**Dataset content**
*****
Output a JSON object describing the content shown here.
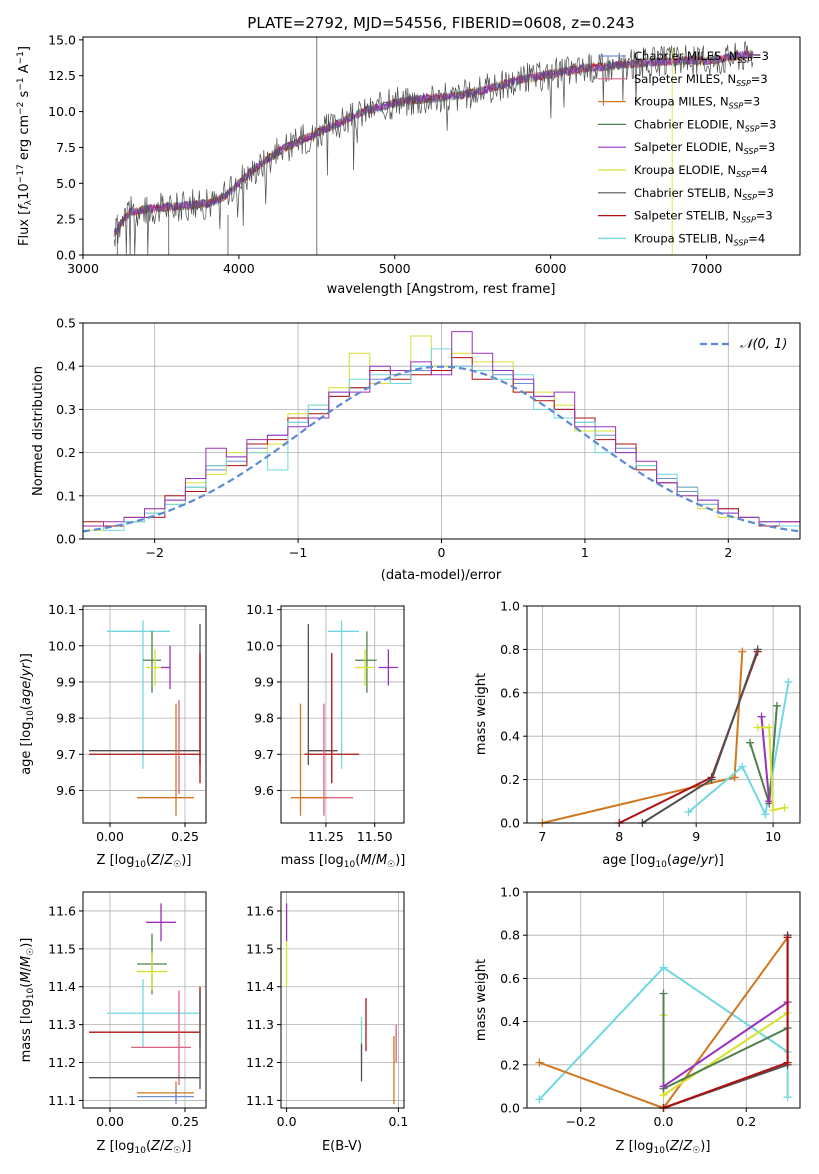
{
  "colors": {
    "Chabrier MILES": "#6f8fd0",
    "Salpeter MILES": "#e06080",
    "Kroupa MILES": "#d07820",
    "Chabrier ELODIE": "#4f8050",
    "Salpeter ELODIE": "#9a30c0",
    "Kroupa ELODIE": "#d8e030",
    "Chabrier STELIB": "#505050",
    "Salpeter STELIB": "#b01010",
    "Kroupa STELIB": "#70d8e0"
  },
  "chart_data": [
    {
      "id": "spectrum",
      "type": "line",
      "title": "PLATE=2792, MJD=54556, FIBERID=0608, z=0.243",
      "xlabel": "wavelength [Angstrom, rest frame]",
      "ylabel": "Flux [f_λ10⁻¹⁷ erg cm⁻² s⁻¹ A⁻¹]",
      "xlim": [
        3000,
        7600
      ],
      "ylim": [
        0,
        15.2
      ],
      "xticks": [
        "3000",
        "4000",
        "5000",
        "6000",
        "7000"
      ],
      "yticks": [
        "0.0",
        "2.5",
        "5.0",
        "7.5",
        "10.0",
        "12.5",
        "15.0"
      ],
      "legend": [
        "Chabrier MILES, N_SSP=3",
        "Salpeter MILES, N_SSP=3",
        "Kroupa MILES, N_SSP=3",
        "Chabrier ELODIE, N_SSP=3",
        "Salpeter ELODIE, N_SSP=3",
        "Kroupa ELODIE, N_SSP=4",
        "Chabrier STELIB, N_SSP=3",
        "Salpeter STELIB, N_SSP=3",
        "Kroupa STELIB, N_SSP=4"
      ],
      "legend_placement": "right",
      "x": [
        3200,
        3300,
        3400,
        3500,
        3600,
        3700,
        3800,
        3900,
        4000,
        4100,
        4200,
        4300,
        4400,
        4500,
        4600,
        4700,
        4800,
        4900,
        5000,
        5100,
        5200,
        5300,
        5400,
        5500,
        5600,
        5700,
        5800,
        5900,
        6000,
        6100,
        6200,
        6300,
        6400,
        6500,
        6600,
        6700,
        6800,
        6900,
        7000,
        7100,
        7200,
        7300
      ],
      "y": [
        1.5,
        3.0,
        3.2,
        3.3,
        3.4,
        3.5,
        3.6,
        4.0,
        5.0,
        6.0,
        6.8,
        7.5,
        8.0,
        8.5,
        9.0,
        9.5,
        10.0,
        10.3,
        10.6,
        10.8,
        10.9,
        11.0,
        11.1,
        11.3,
        11.6,
        11.9,
        12.2,
        12.4,
        12.6,
        12.8,
        13.0,
        13.1,
        13.2,
        13.3,
        13.4,
        13.5,
        13.5,
        13.6,
        13.5,
        13.7,
        13.9,
        14.0
      ]
    },
    {
      "id": "residuals",
      "type": "line",
      "xlabel": "(data-model)/error",
      "ylabel": "Normed distribution",
      "xlim": [
        -2.5,
        2.5
      ],
      "ylim": [
        0,
        0.5
      ],
      "xticks": [
        "−2",
        "−1",
        "0",
        "1",
        "2"
      ],
      "yticks": [
        "0.0",
        "0.1",
        "0.2",
        "0.3",
        "0.4",
        "0.5"
      ],
      "legend": [
        "𝒩(0, 1)"
      ],
      "legend_placement": "top-right",
      "grid": true
    },
    {
      "id": "age-vs-Z",
      "type": "scatter",
      "xlabel": "Z [log₁₀(Z/Z☉)]",
      "ylabel": "age  [log₁₀(age/yr)]",
      "xlim": [
        -0.09,
        0.32
      ],
      "ylim": [
        9.51,
        10.11
      ],
      "xticks": [
        "0.00",
        "0.25"
      ],
      "yticks": [
        "9.6",
        "9.7",
        "9.8",
        "9.9",
        "10.0",
        "10.1"
      ],
      "grid": true
    },
    {
      "id": "age-vs-mass",
      "type": "scatter",
      "xlabel": "mass [log₁₀(M/M☉)]",
      "xlim": [
        11.02,
        11.65
      ],
      "ylim": [
        9.51,
        10.11
      ],
      "xticks": [
        "11.25",
        "11.50"
      ],
      "yticks": [
        "9.6",
        "9.7",
        "9.8",
        "9.9",
        "10.0",
        "10.1"
      ],
      "grid": true
    },
    {
      "id": "weight-vs-age",
      "type": "line",
      "xlabel": "age  [log₁₀(age/yr)]",
      "ylabel": "mass weight",
      "xlim": [
        6.8,
        10.35
      ],
      "ylim": [
        0,
        1.0
      ],
      "xticks": [
        "7",
        "8",
        "9",
        "10"
      ],
      "yticks": [
        "0.0",
        "0.2",
        "0.4",
        "0.6",
        "0.8",
        "1.0"
      ],
      "grid": true
    },
    {
      "id": "mass-vs-Z",
      "type": "scatter",
      "xlabel": "Z [log₁₀(Z/Z☉)]",
      "ylabel": "mass [log₁₀(M/M☉)]",
      "xlim": [
        -0.09,
        0.32
      ],
      "ylim": [
        11.08,
        11.65
      ],
      "xticks": [
        "0.00",
        "0.25"
      ],
      "yticks": [
        "11.1",
        "11.2",
        "11.3",
        "11.4",
        "11.5",
        "11.6"
      ],
      "grid": true
    },
    {
      "id": "mass-vs-ebv",
      "type": "scatter",
      "xlabel": "E(B-V)",
      "xlim": [
        -0.005,
        0.105
      ],
      "ylim": [
        11.08,
        11.65
      ],
      "xticks": [
        "0.0",
        "0.1"
      ],
      "yticks": [
        "11.1",
        "11.2",
        "11.3",
        "11.4",
        "11.5",
        "11.6"
      ],
      "grid": true
    },
    {
      "id": "weight-vs-Z",
      "type": "line",
      "xlabel": "Z [log₁₀(Z/Z☉)]",
      "ylabel": "mass weight",
      "xlim": [
        -0.33,
        0.33
      ],
      "ylim": [
        0,
        1.0
      ],
      "xticks": [
        "−0.2",
        "0.0",
        "0.2"
      ],
      "yticks": [
        "0.0",
        "0.2",
        "0.4",
        "0.6",
        "0.8",
        "1.0"
      ],
      "grid": true
    }
  ],
  "residual_curves": [
    {
      "name": "Chabrier MILES",
      "values": [
        0.03,
        0.03,
        0.04,
        0.06,
        0.09,
        0.12,
        0.16,
        0.18,
        0.21,
        0.24,
        0.27,
        0.3,
        0.33,
        0.35,
        0.37,
        0.38,
        0.39,
        0.4,
        0.4,
        0.39,
        0.38,
        0.36,
        0.33,
        0.3,
        0.27,
        0.24,
        0.21,
        0.17,
        0.14,
        0.11,
        0.09,
        0.07,
        0.05,
        0.04,
        0.03
      ]
    },
    {
      "name": "Kroupa ELODIE",
      "values": [
        0.02,
        0.03,
        0.04,
        0.07,
        0.08,
        0.13,
        0.15,
        0.2,
        0.2,
        0.22,
        0.29,
        0.31,
        0.35,
        0.43,
        0.36,
        0.39,
        0.47,
        0.4,
        0.43,
        0.41,
        0.41,
        0.34,
        0.34,
        0.31,
        0.25,
        0.25,
        0.2,
        0.17,
        0.13,
        0.1,
        0.07,
        0.05,
        0.05,
        0.03,
        0.03
      ]
    },
    {
      "name": "Salpeter STELIB",
      "values": [
        0.04,
        0.03,
        0.05,
        0.05,
        0.1,
        0.11,
        0.17,
        0.17,
        0.22,
        0.23,
        0.28,
        0.29,
        0.33,
        0.35,
        0.39,
        0.37,
        0.38,
        0.39,
        0.42,
        0.37,
        0.39,
        0.34,
        0.32,
        0.3,
        0.28,
        0.23,
        0.22,
        0.16,
        0.13,
        0.12,
        0.08,
        0.07,
        0.05,
        0.03,
        0.04
      ]
    },
    {
      "name": "Kroupa STELIB",
      "values": [
        0.03,
        0.02,
        0.04,
        0.06,
        0.08,
        0.12,
        0.17,
        0.19,
        0.2,
        0.16,
        0.27,
        0.31,
        0.34,
        0.37,
        0.38,
        0.36,
        0.4,
        0.44,
        0.4,
        0.39,
        0.37,
        0.38,
        0.3,
        0.28,
        0.27,
        0.2,
        0.2,
        0.17,
        0.15,
        0.12,
        0.08,
        0.06,
        0.05,
        0.04,
        0.03
      ]
    },
    {
      "name": "Salpeter ELODIE",
      "values": [
        0.03,
        0.04,
        0.05,
        0.07,
        0.09,
        0.14,
        0.21,
        0.19,
        0.23,
        0.24,
        0.26,
        0.28,
        0.34,
        0.34,
        0.4,
        0.39,
        0.41,
        0.38,
        0.48,
        0.43,
        0.39,
        0.37,
        0.33,
        0.34,
        0.26,
        0.26,
        0.2,
        0.18,
        0.13,
        0.1,
        0.09,
        0.06,
        0.05,
        0.04,
        0.04
      ]
    }
  ],
  "age_z_points": [
    {
      "name": "Kroupa STELIB",
      "x": 0.11,
      "xerr": [
        0.12,
        0.09
      ],
      "y": 10.04,
      "yerr": [
        0.38,
        0.03
      ]
    },
    {
      "name": "Chabrier ELODIE",
      "x": 0.14,
      "xerr": [
        0.03,
        0.03
      ],
      "y": 9.96,
      "yerr": [
        0.09,
        0.08
      ]
    },
    {
      "name": "Kroupa ELODIE",
      "x": 0.15,
      "xerr": [
        0.03,
        0.03
      ],
      "y": 9.94,
      "yerr": [
        0.05,
        0.05
      ]
    },
    {
      "name": "Chabrier STELIB",
      "x": 0.3,
      "xerr": [
        0.37,
        0.0
      ],
      "y": 9.71,
      "yerr": [
        0.04,
        0.35
      ]
    },
    {
      "name": "Salpeter STELIB",
      "x": 0.3,
      "xerr": [
        0.37,
        0.0
      ],
      "y": 9.7,
      "yerr": [
        0.08,
        0.28
      ]
    },
    {
      "name": "Kroupa MILES",
      "x": 0.22,
      "xerr": [
        0.13,
        0.06
      ],
      "y": 9.58,
      "yerr": [
        0.05,
        0.26
      ]
    }
  ]
}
*****
Using the data above, copy each line that contains "name".

      "name": "Chabrier MILES",
      "name": "Kroupa ELODIE",
      "name": "Salpeter STELIB",
      "name": "Kroupa STELIB",
      "name": "Salpeter ELODIE",
      "name": "Kroupa STELIB",
      "name": "Chabrier ELODIE",
      "name": "Kroupa ELODIE",
      "name": "Chabrier STELIB",
      "name": "Salpeter STELIB",
      "name": "Kroupa MILES",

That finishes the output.